What to produce:
Reproduce the data in its entirety, exactly as supplied.

##### Recorded data

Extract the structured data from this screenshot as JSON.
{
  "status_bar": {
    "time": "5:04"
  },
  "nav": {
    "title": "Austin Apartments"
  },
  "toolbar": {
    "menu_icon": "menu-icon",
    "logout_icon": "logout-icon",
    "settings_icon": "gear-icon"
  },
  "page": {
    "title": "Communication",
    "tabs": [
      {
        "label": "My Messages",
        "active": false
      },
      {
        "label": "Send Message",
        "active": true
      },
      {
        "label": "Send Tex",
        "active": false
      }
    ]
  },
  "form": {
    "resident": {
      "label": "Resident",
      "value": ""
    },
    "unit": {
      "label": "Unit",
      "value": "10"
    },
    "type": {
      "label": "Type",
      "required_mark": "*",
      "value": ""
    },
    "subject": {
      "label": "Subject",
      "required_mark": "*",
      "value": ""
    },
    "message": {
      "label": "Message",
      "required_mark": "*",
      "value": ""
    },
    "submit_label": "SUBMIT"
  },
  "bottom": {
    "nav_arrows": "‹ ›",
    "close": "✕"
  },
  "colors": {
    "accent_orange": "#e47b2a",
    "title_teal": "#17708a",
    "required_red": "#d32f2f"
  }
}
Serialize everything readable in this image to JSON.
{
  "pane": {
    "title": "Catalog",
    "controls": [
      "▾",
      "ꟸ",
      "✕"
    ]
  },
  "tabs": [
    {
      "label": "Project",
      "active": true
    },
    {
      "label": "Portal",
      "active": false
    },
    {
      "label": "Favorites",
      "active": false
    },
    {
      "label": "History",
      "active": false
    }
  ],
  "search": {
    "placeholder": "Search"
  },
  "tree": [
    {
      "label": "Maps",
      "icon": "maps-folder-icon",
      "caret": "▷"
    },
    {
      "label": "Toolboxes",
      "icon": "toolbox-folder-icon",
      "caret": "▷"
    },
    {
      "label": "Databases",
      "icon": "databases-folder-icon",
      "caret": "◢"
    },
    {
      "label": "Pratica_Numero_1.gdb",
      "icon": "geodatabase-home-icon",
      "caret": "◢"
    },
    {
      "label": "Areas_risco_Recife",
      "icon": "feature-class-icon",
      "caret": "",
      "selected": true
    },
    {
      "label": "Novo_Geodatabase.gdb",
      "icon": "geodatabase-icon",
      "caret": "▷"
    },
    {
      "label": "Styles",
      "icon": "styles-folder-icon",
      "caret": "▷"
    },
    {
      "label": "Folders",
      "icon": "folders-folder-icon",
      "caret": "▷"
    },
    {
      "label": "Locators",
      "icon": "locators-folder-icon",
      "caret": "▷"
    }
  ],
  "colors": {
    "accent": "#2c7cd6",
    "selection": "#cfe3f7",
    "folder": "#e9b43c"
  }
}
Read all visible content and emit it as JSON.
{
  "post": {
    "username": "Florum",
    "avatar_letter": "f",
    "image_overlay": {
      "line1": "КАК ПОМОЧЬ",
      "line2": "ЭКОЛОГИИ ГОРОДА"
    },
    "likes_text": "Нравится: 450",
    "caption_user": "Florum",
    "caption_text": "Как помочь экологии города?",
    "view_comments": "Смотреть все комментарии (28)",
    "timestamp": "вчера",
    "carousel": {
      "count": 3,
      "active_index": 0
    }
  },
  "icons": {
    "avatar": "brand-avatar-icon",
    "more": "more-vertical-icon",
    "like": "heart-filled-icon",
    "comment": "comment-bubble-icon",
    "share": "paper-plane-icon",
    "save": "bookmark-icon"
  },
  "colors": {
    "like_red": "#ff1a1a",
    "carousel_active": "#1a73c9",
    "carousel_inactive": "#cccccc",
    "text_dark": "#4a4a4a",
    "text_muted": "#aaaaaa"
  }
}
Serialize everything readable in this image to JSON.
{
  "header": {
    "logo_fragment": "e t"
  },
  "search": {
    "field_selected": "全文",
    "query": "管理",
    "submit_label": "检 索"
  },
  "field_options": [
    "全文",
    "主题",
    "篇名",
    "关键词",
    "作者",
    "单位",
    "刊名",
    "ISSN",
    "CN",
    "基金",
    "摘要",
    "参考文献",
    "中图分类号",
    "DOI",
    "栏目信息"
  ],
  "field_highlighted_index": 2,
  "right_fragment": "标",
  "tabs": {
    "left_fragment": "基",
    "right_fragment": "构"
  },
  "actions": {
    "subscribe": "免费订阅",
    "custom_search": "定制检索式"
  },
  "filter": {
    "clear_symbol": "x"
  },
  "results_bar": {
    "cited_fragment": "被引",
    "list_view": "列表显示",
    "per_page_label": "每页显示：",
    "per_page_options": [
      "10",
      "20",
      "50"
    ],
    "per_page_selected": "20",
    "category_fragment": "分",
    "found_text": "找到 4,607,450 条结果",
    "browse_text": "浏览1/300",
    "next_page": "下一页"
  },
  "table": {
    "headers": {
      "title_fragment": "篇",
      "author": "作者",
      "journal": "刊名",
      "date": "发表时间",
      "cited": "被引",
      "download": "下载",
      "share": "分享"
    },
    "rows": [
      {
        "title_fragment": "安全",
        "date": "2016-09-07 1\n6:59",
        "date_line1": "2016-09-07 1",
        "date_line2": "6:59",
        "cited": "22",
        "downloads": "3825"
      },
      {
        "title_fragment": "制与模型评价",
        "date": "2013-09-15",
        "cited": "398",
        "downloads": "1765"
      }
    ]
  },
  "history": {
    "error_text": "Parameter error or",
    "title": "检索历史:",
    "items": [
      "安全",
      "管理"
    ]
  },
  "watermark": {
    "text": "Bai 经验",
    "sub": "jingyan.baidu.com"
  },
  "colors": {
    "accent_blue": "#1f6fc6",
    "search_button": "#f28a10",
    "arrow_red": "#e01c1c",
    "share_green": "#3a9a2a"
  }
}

##########

The output:
Extract the structured data from this screenshot as JSON.
{
  "status_bar": {
    "time": "5:04"
  },
  "nav": {
    "title": "Austin Apartments"
  },
  "toolbar": {
    "menu_icon": "menu-icon",
    "logout_icon": "logout-icon",
    "settings_icon": "gear-icon"
  },
  "page": {
    "title": "Communication",
    "tabs": [
      {
        "label": "My Messages",
        "active": false
      },
      {
        "label": "Send Message",
        "active": true
      },
      {
        "label": "Send Tex",
        "active": false
      }
    ]
  },
  "form": {
    "resident": {
      "label": "Resident",
      "value": ""
    },
    "unit": {
      "label": "Unit",
      "value": "10"
    },
    "type": {
      "label": "Type",
      "required_mark": "*",
      "value": ""
    },
    "subject": {
      "label": "Subject",
      "required_mark": "*",
      "value": ""
    },
    "message": {
      "label": "Message",
      "required_mark": "*",
      "value": ""
    },
    "submit_label": "SUBMIT"
  },
  "bottom": {
    "nav_arrows": "‹ ›",
    "close": "✕"
  },
  "colors": {
    "accent_orange": "#e47b2a",
    "title_teal": "#17708a",
    "required_red": "#d32f2f"
  }
}
Serialize everything readable in this image to JSON.
{
  "pane": {
    "title": "Catalog",
    "controls": [
      "▾",
      "ꟸ",
      "✕"
    ]
  },
  "tabs": [
    {
      "label": "Project",
      "active": true
    },
    {
      "label": "Portal",
      "active": false
    },
    {
      "label": "Favorites",
      "active": false
    },
    {
      "label": "History",
      "active": false
    }
  ],
  "search": {
    "placeholder": "Search"
  },
  "tree": [
    {
      "label": "Maps",
      "icon": "maps-folder-icon",
      "caret": "▷"
    },
    {
      "label": "Toolboxes",
      "icon": "toolbox-folder-icon",
      "caret": "▷"
    },
    {
      "label": "Databases",
      "icon": "databases-folder-icon",
      "caret": "◢"
    },
    {
      "label": "Pratica_Numero_1.gdb",
      "icon": "geodatabase-home-icon",
      "caret": "◢"
    },
    {
      "label": "Areas_risco_Recife",
      "icon": "feature-class-icon",
      "caret": "",
      "selected": true
    },
    {
      "label": "Novo_Geodatabase.gdb",
      "icon": "geodatabase-icon",
      "caret": "▷"
    },
    {
      "label": "Styles",
      "icon": "styles-folder-icon",
      "caret": "▷"
    },
    {
      "label": "Folders",
      "icon": "folders-folder-icon",
      "caret": "▷"
    },
    {
      "label": "Locators",
      "icon": "locators-folder-icon",
      "caret": "▷"
    }
  ],
  "colors": {
    "accent": "#2c7cd6",
    "selection": "#cfe3f7",
    "folder": "#e9b43c"
  }
}
Read all visible content and emit it as JSON.
{
  "post": {
    "username": "Florum",
    "avatar_letter": "f",
    "image_overlay": {
      "line1": "КАК ПОМОЧЬ",
      "line2": "ЭКОЛОГИИ ГОРОДА"
    },
    "likes_text": "Нравится: 450",
    "caption_user": "Florum",
    "caption_text": "Как помочь экологии города?",
    "view_comments": "Смотреть все комментарии (28)",
    "timestamp": "вчера",
    "carousel": {
      "count": 3,
      "active_index": 0
    }
  },
  "icons": {
    "avatar": "brand-avatar-icon",
    "more": "more-vertical-icon",
    "like": "heart-filled-icon",
    "comment": "comment-bubble-icon",
    "share": "paper-plane-icon",
    "save": "bookmark-icon"
  },
  "colors": {
    "like_red": "#ff1a1a",
    "carousel_active": "#1a73c9",
    "carousel_inactive": "#cccccc",
    "text_dark": "#4a4a4a",
    "text_muted": "#aaaaaa"
  }
}
Serialize everything readable in this image to JSON.
{
  "header": {
    "logo_fragment": "e t"
  },
  "search": {
    "field_selected": "全文",
    "query": "管理",
    "submit_label": "检 索"
  },
  "field_options": [
    "全文",
    "主题",
    "篇名",
    "关键词",
    "作者",
    "单位",
    "刊名",
    "ISSN",
    "CN",
    "基金",
    "摘要",
    "参考文献",
    "中图分类号",
    "DOI",
    "栏目信息"
  ],
  "field_highlighted_index": 2,
  "right_fragment": "标",
  "tabs": {
    "left_fragment": "基",
    "right_fragment": "构"
  },
  "actions": {
    "subscribe": "免费订阅",
    "custom_search": "定制检索式"
  },
  "filter": {
    "clear_symbol": "x"
  },
  "results_bar": {
    "cited_fragment": "被引",
    "list_view": "列表显示",
    "per_page_label": "每页显示：",
    "per_page_options": [
      "10",
      "20",
      "50"
    ],
    "per_page_selected": "20",
    "category_fragment": "分",
    "found_text": "找到 4,607,450 条结果",
    "browse_text": "浏览1/300",
    "next_page": "下一页"
  },
  "table": {
    "headers": {
      "title_fragment": "篇",
      "author": "作者",
      "journal": "刊名",
      "date": "发表时间",
      "cited": "被引",
      "download": "下载",
      "share": "分享"
    },
    "rows": [
      {
        "title_fragment": "安全",
        "date": "2016-09-07 1\n6:59",
        "date_line1": "2016-09-07 1",
        "date_line2": "6:59",
        "cited": "22",
        "downloads": "3825"
      },
      {
        "title_fragment": "制与模型评价",
        "date": "2013-09-15",
        "cited": "398",
        "downloads": "1765"
      }
    ]
  },
  "history": {
    "error_text": "Parameter error or",
    "title": "检索历史:",
    "items": [
      "安全",
      "管理"
    ]
  },
  "watermark": {
    "text": "Bai 经验",
    "sub": "jingyan.baidu.com"
  },
  "colors": {
    "accent_blue": "#1f6fc6",
    "search_button": "#f28a10",
    "arrow_red": "#e01c1c",
    "share_green": "#3a9a2a"
  }
}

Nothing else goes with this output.